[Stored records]
■ ■ ■ ■

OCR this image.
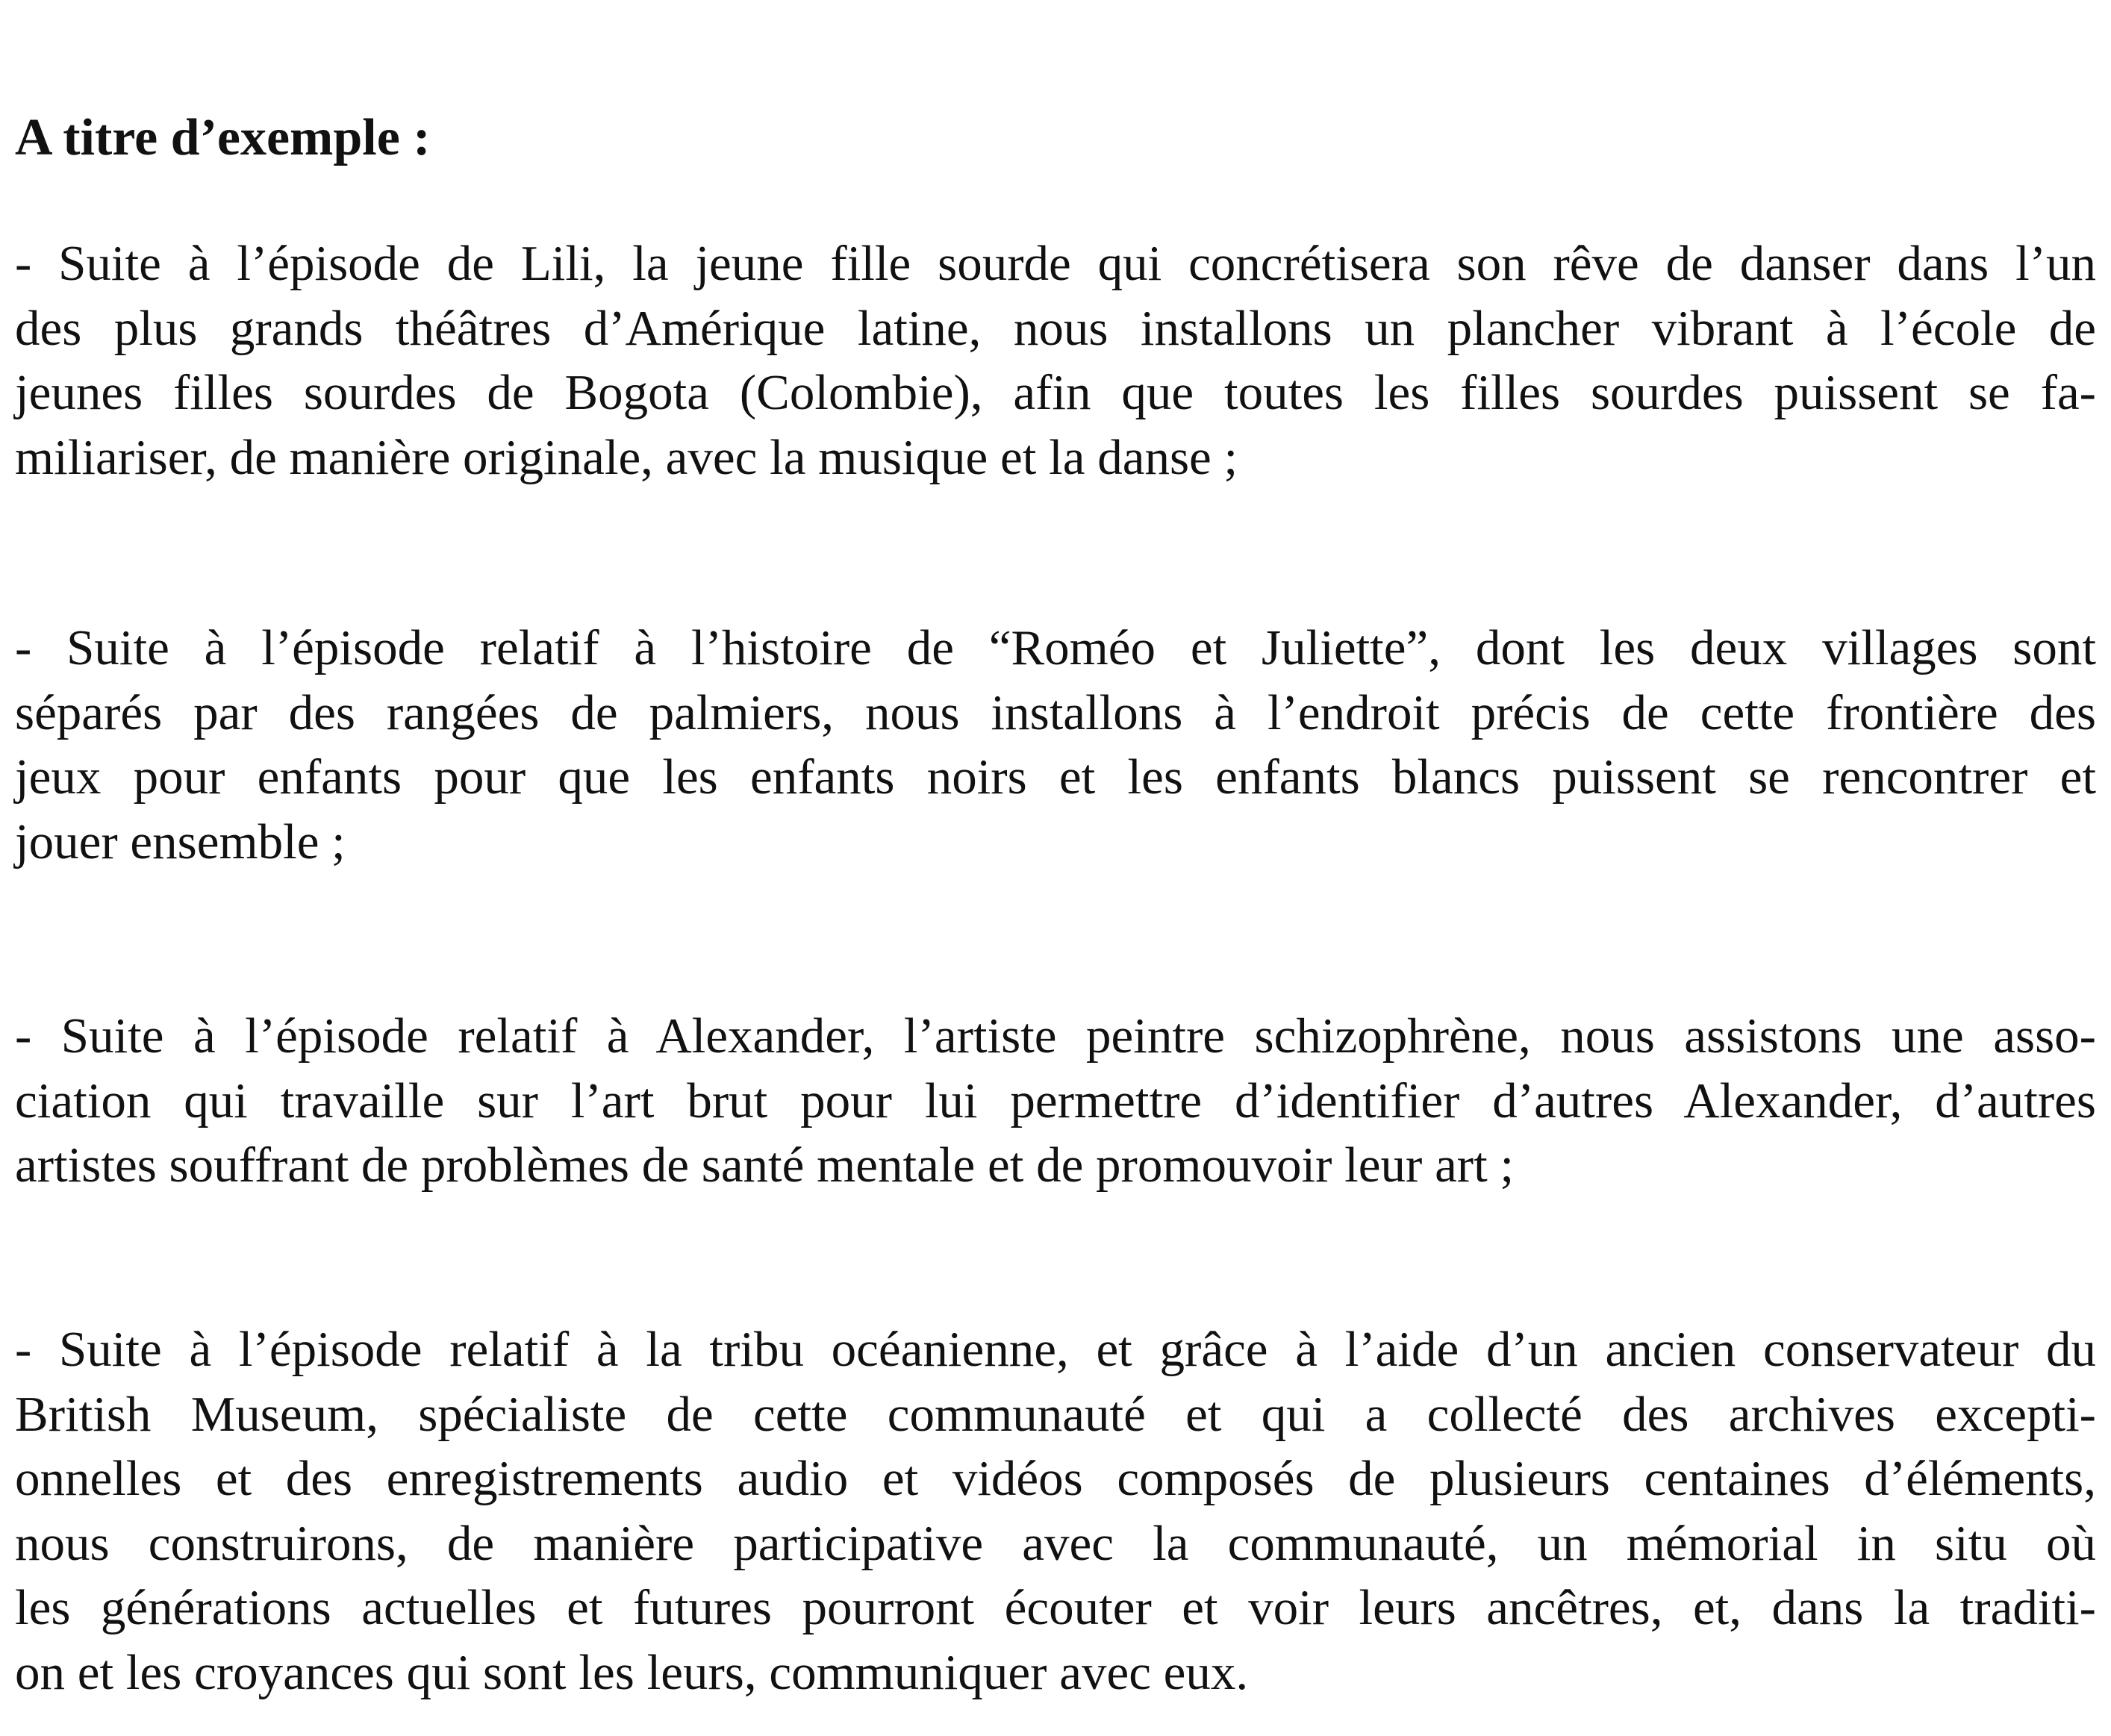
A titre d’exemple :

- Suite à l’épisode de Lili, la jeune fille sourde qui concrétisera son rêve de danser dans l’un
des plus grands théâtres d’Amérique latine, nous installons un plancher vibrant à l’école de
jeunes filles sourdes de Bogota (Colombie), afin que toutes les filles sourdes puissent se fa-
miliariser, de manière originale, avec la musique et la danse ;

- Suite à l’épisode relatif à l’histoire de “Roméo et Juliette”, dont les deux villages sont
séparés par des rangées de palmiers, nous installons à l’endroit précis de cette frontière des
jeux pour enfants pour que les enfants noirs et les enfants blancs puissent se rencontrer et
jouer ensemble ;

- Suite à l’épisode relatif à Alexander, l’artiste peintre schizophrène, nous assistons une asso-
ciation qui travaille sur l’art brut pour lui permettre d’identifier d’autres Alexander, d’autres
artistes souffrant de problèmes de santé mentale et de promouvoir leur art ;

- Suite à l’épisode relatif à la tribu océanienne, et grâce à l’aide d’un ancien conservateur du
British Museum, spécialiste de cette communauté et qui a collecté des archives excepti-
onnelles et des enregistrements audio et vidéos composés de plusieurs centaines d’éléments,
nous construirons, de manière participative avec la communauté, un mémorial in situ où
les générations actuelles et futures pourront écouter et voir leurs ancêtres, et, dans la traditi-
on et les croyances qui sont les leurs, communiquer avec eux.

■ ■ ■ ■

What is expected | The pictures in the entries should be left out; output everything else exactly.

Exercise response |
OCR this image.
A titre d’exemple :

- Suite à l’épisode de Lili, la jeune fille sourde qui concrétisera son rêve de danser dans l’un
des plus grands théâtres d’Amérique latine, nous installons un plancher vibrant à l’école de
jeunes filles sourdes de Bogota (Colombie), afin que toutes les filles sourdes puissent se fa-
miliariser, de manière originale, avec la musique et la danse ;

- Suite à l’épisode relatif à l’histoire de “Roméo et Juliette”, dont les deux villages sont
séparés par des rangées de palmiers, nous installons à l’endroit précis de cette frontière des
jeux pour enfants pour que les enfants noirs et les enfants blancs puissent se rencontrer et
jouer ensemble ;

- Suite à l’épisode relatif à Alexander, l’artiste peintre schizophrène, nous assistons une asso-
ciation qui travaille sur l’art brut pour lui permettre d’identifier d’autres Alexander, d’autres
artistes souffrant de problèmes de santé mentale et de promouvoir leur art ;

- Suite à l’épisode relatif à la tribu océanienne, et grâce à l’aide d’un ancien conservateur du
British Museum, spécialiste de cette communauté et qui a collecté des archives excepti-
onnelles et des enregistrements audio et vidéos composés de plusieurs centaines d’éléments,
nous construirons, de manière participative avec la communauté, un mémorial in situ où
les générations actuelles et futures pourront écouter et voir leurs ancêtres, et, dans la traditi-
on et les croyances qui sont les leurs, communiquer avec eux.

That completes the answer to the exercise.